[start Data supplied]

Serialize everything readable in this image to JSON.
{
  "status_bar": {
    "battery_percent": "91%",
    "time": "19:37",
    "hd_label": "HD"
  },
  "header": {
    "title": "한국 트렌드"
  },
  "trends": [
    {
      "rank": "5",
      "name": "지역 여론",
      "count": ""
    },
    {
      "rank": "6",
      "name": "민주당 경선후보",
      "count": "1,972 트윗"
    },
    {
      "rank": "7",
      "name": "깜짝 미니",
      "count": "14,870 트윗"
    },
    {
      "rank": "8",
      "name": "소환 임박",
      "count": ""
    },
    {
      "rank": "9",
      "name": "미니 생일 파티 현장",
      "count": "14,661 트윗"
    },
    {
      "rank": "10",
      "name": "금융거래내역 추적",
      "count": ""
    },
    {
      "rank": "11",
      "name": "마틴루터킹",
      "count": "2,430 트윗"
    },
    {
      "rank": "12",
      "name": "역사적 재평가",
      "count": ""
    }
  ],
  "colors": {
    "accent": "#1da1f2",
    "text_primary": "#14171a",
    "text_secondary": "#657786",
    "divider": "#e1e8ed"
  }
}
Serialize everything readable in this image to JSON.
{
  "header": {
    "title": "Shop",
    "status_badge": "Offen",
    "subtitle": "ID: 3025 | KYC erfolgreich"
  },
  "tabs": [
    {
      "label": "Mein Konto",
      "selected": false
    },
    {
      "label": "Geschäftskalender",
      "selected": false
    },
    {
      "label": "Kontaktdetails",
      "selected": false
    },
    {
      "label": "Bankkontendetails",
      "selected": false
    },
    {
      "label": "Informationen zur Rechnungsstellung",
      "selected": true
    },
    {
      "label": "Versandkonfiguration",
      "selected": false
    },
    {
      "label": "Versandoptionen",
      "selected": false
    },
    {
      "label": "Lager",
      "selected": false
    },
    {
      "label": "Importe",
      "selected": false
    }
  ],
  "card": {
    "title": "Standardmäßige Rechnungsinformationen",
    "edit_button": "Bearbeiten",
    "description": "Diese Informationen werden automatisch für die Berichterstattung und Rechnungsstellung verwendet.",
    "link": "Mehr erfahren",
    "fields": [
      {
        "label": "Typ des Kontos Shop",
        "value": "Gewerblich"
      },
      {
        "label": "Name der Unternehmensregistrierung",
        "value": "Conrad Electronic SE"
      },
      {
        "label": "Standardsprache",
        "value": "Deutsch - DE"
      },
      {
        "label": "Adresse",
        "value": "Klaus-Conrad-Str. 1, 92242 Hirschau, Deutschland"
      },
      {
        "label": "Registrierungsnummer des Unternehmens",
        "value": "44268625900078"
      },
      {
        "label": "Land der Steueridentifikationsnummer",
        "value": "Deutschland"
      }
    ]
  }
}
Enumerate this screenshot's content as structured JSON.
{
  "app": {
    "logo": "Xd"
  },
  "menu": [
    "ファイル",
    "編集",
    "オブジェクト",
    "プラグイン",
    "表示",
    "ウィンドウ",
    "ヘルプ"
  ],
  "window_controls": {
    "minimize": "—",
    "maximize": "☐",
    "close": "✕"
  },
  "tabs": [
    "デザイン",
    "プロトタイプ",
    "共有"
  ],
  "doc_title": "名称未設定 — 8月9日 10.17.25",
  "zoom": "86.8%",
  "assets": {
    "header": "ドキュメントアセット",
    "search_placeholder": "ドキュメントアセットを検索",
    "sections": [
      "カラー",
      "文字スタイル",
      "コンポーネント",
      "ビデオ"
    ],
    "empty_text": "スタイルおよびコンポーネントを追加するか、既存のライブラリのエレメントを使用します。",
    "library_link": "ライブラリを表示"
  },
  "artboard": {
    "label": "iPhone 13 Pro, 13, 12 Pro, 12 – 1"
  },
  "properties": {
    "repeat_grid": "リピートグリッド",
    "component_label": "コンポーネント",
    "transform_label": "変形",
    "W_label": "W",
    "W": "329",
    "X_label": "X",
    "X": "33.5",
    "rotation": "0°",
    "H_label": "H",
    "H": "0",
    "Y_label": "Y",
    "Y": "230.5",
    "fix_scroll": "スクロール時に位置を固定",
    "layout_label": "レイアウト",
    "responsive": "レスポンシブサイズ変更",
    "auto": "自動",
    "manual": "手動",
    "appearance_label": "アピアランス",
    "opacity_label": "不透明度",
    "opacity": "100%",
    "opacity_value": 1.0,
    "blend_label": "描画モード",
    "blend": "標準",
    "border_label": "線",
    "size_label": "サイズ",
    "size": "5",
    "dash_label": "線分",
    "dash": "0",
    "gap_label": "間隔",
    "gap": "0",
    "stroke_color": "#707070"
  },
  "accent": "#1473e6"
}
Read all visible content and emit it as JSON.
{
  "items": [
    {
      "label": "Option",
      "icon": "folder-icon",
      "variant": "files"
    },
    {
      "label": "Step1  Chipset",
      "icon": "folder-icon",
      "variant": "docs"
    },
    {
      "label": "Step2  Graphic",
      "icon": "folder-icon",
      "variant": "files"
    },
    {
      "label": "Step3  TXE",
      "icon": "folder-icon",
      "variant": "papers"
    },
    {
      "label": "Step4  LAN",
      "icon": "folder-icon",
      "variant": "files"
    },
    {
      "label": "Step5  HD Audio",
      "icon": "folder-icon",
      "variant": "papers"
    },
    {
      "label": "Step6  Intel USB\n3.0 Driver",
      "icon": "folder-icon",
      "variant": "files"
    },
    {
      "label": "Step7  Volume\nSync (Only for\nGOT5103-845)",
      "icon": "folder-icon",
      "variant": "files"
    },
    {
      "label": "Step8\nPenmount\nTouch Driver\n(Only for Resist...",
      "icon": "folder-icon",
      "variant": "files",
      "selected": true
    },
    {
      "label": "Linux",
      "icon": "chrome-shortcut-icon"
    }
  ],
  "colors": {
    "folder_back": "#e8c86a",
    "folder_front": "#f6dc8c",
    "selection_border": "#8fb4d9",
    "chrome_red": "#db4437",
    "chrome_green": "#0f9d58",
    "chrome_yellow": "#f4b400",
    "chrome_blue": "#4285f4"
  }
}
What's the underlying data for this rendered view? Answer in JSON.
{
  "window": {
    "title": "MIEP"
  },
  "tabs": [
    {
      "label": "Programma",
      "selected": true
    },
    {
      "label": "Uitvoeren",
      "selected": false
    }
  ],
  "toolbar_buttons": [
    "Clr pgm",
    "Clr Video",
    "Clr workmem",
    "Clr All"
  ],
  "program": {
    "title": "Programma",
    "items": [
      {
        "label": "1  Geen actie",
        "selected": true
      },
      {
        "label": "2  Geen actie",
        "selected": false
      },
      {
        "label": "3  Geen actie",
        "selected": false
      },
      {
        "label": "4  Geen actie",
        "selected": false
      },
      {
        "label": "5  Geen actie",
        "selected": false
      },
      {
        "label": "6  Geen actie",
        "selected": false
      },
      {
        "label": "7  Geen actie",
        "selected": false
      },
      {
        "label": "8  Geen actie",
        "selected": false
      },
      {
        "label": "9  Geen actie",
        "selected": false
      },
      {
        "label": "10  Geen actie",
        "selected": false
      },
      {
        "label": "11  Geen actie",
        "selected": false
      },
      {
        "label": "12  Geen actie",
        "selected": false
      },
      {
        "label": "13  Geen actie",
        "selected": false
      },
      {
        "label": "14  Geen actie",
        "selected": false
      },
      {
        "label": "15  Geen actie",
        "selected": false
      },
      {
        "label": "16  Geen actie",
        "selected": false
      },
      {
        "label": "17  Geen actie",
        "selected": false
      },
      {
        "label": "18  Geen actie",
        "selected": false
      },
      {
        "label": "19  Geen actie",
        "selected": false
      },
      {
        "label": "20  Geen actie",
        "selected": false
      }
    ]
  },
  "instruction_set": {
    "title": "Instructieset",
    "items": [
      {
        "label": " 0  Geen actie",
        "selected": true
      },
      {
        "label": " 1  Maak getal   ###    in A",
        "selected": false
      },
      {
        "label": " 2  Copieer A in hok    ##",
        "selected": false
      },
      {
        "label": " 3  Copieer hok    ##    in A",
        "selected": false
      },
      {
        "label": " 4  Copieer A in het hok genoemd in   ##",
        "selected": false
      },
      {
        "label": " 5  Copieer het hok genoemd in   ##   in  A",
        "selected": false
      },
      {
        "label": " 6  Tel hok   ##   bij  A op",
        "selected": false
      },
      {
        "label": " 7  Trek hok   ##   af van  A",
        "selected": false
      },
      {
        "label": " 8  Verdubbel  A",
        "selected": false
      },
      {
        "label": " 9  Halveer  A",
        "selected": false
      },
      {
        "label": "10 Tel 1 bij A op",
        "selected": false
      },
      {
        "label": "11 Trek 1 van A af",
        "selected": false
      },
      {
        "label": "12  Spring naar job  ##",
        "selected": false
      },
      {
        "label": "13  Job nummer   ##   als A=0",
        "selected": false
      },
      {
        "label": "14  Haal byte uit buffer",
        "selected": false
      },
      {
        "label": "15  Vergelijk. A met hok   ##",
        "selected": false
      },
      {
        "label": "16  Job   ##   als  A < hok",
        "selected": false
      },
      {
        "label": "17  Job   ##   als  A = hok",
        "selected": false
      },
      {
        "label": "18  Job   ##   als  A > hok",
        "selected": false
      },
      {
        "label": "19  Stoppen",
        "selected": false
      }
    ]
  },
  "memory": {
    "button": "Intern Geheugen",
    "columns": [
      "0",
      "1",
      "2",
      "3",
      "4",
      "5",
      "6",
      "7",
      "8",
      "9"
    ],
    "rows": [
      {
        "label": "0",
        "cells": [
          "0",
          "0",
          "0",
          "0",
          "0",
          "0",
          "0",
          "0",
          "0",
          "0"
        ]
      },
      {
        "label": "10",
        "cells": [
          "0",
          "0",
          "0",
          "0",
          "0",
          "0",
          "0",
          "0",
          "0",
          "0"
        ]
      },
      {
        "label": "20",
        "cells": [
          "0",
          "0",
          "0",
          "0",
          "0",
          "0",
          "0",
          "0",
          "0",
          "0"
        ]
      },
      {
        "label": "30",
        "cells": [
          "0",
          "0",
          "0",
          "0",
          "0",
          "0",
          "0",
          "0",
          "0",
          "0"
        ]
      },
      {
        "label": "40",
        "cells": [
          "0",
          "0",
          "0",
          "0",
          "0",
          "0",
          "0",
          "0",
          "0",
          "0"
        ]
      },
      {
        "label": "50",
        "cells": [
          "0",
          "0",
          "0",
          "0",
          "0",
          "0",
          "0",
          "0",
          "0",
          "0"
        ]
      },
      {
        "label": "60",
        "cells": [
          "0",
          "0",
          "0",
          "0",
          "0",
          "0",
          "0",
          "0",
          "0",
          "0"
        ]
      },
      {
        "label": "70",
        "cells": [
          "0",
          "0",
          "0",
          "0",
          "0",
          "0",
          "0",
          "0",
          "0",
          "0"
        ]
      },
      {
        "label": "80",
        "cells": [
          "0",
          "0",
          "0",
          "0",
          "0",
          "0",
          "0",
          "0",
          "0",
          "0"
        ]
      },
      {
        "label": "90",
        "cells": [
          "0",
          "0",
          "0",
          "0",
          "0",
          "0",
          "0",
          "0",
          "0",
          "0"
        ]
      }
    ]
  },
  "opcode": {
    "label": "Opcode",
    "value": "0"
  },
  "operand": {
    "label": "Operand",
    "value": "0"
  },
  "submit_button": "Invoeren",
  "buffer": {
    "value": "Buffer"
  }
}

[end Data supplied]

Search the data above for lines holding "Deutschland" and copy each of them.

        "value": "Klaus-Conrad-Str. 1, 92242 Hirschau, Deutschland"
        "value": "Deutschland"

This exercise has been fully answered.